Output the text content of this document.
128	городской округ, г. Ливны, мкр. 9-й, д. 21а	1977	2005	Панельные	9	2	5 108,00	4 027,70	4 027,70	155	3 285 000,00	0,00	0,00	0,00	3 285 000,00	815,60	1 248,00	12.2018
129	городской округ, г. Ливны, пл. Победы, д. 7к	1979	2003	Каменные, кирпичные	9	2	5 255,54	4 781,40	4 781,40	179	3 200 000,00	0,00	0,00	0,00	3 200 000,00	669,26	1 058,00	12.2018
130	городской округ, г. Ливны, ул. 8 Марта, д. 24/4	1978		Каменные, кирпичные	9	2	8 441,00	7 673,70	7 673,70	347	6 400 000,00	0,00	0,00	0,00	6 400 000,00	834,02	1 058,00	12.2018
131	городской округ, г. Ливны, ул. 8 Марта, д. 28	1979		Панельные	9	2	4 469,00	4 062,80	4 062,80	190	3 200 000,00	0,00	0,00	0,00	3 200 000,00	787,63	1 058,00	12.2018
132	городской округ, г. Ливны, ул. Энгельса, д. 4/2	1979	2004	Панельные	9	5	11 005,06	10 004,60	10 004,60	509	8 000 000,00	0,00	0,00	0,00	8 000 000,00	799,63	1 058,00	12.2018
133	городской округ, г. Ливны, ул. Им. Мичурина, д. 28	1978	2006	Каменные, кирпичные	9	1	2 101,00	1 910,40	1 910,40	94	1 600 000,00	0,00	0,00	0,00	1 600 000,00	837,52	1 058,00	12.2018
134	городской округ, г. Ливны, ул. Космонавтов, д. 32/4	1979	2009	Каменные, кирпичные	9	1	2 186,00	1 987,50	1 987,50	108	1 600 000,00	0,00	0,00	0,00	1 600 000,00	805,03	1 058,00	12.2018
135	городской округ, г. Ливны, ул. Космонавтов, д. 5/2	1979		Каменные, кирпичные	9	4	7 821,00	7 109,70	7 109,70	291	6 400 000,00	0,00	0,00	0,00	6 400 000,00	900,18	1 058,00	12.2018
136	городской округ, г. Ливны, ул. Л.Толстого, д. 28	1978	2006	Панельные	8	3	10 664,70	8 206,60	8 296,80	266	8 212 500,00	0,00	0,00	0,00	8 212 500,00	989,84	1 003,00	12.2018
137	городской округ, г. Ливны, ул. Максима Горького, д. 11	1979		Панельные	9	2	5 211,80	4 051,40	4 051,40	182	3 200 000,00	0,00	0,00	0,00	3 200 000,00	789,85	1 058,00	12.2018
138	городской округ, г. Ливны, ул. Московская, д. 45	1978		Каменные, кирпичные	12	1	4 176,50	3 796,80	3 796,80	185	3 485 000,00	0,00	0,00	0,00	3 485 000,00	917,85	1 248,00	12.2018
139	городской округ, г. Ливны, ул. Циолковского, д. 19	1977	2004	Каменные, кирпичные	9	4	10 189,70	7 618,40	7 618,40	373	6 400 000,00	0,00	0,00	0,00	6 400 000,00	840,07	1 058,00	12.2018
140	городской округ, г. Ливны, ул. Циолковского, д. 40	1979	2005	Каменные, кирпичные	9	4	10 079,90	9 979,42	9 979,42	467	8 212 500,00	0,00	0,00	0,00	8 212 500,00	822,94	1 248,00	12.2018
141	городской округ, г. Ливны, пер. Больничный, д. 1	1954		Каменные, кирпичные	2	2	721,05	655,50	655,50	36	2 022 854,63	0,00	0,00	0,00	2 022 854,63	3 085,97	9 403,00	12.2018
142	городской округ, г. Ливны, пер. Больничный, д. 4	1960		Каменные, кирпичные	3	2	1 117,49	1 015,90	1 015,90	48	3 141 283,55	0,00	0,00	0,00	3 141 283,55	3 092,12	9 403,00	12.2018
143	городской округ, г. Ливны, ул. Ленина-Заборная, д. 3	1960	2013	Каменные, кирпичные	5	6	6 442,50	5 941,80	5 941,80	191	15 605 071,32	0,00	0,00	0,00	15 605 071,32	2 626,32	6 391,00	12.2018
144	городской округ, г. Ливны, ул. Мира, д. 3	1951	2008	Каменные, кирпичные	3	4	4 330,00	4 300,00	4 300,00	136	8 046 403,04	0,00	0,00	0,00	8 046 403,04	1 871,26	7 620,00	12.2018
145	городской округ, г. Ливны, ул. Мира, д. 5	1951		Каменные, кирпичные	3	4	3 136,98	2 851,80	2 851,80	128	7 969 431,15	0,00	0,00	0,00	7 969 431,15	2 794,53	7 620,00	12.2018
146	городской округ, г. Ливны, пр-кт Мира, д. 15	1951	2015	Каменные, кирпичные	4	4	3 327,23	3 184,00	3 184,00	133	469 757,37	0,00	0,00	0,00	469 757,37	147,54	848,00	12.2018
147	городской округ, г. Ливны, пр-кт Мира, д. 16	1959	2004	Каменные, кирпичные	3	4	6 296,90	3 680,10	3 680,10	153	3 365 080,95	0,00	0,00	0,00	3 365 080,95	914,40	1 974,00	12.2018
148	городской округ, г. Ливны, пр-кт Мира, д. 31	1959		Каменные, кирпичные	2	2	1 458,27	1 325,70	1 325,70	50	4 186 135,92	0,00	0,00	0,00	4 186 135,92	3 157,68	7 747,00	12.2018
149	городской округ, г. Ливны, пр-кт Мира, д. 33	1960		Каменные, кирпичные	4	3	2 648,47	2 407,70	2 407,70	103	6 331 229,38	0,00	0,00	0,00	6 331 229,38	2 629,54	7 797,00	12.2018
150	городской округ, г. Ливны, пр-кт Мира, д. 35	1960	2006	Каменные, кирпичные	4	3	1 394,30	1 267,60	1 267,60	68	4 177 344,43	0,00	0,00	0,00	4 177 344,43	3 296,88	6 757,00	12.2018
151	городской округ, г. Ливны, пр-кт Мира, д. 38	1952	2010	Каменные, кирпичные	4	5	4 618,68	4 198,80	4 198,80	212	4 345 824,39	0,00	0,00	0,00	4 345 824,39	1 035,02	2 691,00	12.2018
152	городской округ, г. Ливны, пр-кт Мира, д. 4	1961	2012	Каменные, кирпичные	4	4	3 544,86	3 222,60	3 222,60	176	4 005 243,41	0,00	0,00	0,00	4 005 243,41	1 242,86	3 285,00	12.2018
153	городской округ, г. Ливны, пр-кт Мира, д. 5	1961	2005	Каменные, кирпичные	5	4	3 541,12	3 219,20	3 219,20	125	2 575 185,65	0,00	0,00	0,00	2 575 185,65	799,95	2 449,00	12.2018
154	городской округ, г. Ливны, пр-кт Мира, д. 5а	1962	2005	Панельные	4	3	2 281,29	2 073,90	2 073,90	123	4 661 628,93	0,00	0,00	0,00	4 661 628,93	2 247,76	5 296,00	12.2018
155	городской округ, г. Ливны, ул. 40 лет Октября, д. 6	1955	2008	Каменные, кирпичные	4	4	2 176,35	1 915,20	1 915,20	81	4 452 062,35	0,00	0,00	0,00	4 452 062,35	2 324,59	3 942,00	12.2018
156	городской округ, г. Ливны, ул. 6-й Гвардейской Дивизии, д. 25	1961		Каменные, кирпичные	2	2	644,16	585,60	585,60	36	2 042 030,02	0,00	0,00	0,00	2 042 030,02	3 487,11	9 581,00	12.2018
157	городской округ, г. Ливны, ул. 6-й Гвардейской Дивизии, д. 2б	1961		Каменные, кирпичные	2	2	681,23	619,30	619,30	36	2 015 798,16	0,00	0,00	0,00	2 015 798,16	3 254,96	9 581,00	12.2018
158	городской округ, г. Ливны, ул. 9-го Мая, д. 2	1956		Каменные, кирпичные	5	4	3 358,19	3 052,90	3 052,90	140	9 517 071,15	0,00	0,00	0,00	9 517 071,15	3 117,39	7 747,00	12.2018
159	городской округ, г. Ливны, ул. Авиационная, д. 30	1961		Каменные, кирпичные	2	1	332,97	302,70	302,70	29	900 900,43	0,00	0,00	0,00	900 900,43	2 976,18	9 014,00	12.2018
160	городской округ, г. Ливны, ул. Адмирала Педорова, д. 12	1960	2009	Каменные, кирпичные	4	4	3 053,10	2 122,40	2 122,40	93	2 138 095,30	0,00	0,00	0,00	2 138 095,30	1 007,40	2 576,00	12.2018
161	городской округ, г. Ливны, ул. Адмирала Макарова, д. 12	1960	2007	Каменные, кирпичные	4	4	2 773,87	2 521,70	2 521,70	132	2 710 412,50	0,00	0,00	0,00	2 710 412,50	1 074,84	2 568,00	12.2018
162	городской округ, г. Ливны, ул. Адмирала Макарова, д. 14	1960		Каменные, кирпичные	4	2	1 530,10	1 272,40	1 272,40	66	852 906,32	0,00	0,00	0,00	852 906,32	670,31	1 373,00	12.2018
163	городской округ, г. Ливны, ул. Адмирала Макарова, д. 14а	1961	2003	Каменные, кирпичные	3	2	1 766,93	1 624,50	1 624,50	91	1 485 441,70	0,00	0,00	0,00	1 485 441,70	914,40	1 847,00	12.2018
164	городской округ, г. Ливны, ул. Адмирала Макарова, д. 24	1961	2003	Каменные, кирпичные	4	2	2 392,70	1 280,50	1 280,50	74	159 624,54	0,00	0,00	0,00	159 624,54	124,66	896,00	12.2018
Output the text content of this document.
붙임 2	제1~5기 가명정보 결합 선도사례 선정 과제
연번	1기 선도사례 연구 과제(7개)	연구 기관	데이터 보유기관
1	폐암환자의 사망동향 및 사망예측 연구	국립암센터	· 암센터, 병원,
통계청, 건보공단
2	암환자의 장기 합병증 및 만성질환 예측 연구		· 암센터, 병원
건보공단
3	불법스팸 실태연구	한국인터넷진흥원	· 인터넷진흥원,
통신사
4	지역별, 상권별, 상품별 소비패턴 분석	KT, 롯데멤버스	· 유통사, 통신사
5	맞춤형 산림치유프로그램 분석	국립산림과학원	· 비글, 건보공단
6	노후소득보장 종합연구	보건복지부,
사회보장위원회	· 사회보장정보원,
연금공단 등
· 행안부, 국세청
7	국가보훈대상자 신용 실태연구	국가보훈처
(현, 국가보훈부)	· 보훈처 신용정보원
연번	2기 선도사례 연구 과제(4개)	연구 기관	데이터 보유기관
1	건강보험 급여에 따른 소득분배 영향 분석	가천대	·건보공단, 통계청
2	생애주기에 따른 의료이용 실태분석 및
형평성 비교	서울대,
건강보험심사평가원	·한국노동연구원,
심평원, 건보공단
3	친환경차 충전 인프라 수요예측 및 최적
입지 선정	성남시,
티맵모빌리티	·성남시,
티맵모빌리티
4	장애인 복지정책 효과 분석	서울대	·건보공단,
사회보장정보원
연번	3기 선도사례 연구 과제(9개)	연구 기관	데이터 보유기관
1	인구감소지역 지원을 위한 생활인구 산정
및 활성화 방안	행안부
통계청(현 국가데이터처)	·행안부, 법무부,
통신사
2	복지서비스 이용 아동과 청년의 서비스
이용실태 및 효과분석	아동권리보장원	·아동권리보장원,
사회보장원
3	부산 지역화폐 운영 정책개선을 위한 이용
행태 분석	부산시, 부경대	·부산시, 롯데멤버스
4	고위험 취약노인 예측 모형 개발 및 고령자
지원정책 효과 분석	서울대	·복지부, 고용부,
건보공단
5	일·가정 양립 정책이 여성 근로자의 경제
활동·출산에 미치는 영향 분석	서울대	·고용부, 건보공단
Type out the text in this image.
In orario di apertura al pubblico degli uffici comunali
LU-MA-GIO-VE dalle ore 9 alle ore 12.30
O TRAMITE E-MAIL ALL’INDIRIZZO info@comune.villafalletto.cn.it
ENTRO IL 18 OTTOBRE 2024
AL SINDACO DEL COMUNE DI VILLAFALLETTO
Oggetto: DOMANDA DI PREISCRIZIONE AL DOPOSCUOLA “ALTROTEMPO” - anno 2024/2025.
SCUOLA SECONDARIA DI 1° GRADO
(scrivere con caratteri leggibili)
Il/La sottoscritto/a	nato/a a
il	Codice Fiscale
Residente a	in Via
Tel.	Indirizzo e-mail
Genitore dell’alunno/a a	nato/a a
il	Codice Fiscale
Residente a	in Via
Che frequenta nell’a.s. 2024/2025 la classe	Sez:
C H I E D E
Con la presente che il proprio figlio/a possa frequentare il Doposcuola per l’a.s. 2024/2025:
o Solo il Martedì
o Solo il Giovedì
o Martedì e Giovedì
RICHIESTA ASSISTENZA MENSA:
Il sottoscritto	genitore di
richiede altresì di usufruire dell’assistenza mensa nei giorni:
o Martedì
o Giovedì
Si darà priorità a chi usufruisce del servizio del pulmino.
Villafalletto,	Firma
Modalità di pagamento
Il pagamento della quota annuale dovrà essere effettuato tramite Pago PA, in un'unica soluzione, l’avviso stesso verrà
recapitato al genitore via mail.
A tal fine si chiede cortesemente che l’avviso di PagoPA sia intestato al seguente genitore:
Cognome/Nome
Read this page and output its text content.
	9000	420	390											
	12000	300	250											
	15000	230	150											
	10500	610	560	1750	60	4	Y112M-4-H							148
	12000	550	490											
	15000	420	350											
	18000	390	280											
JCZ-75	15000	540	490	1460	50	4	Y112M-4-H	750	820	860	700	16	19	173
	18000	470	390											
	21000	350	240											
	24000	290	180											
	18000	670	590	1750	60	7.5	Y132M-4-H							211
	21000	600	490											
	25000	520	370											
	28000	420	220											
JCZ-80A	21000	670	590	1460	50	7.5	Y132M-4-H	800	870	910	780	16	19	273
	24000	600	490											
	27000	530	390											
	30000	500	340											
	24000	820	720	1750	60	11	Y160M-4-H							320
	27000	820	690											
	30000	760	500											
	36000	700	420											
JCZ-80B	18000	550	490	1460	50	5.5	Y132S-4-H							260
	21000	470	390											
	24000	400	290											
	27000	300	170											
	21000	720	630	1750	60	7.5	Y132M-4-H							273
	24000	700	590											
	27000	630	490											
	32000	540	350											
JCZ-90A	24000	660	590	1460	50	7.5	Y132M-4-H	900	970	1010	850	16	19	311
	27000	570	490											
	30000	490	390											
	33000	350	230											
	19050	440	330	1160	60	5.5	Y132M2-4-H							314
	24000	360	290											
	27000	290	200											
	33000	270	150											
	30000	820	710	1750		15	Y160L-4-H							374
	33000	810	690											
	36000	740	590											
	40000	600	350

────────────────

== Exercise directions ==
Show every line that contains the word "Адмирала".

== Solution to this problem ==
160	городской округ, г. Ливны, ул. Адмирала Педорова, д. 12	1960	2009	Каменные, кирпичные	4	4	3 053,10	2 122,40	2 122,40	93	2 138 095,30	0,00	0,00	0,00	2 138 095,30	1 007,40	2 576,00	12.2018
161	городской округ, г. Ливны, ул. Адмирала Макарова, д. 12	1960	2007	Каменные, кирпичные	4	4	2 773,87	2 521,70	2 521,70	132	2 710 412,50	0,00	0,00	0,00	2 710 412,50	1 074,84	2 568,00	12.2018
162	городской округ, г. Ливны, ул. Адмирала Макарова, д. 14	1960		Каменные, кирпичные	4	2	1 530,10	1 272,40	1 272,40	66	852 906,32	0,00	0,00	0,00	852 906,32	670,31	1 373,00	12.2018
163	городской округ, г. Ливны, ул. Адмирала Макарова, д. 14а	1961	2003	Каменные, кирпичные	3	2	1 766,93	1 624,50	1 624,50	91	1 485 441,70	0,00	0,00	0,00	1 485 441,70	914,40	1 847,00	12.2018
164	городской округ, г. Ливны, ул. Адмирала Макарова, д. 24	1961	2003	Каменные, кирпичные	4	2	2 392,70	1 280,50	1 280,50	74	159 624,54	0,00	0,00	0,00	159 624,54	124,66	896,00	12.2018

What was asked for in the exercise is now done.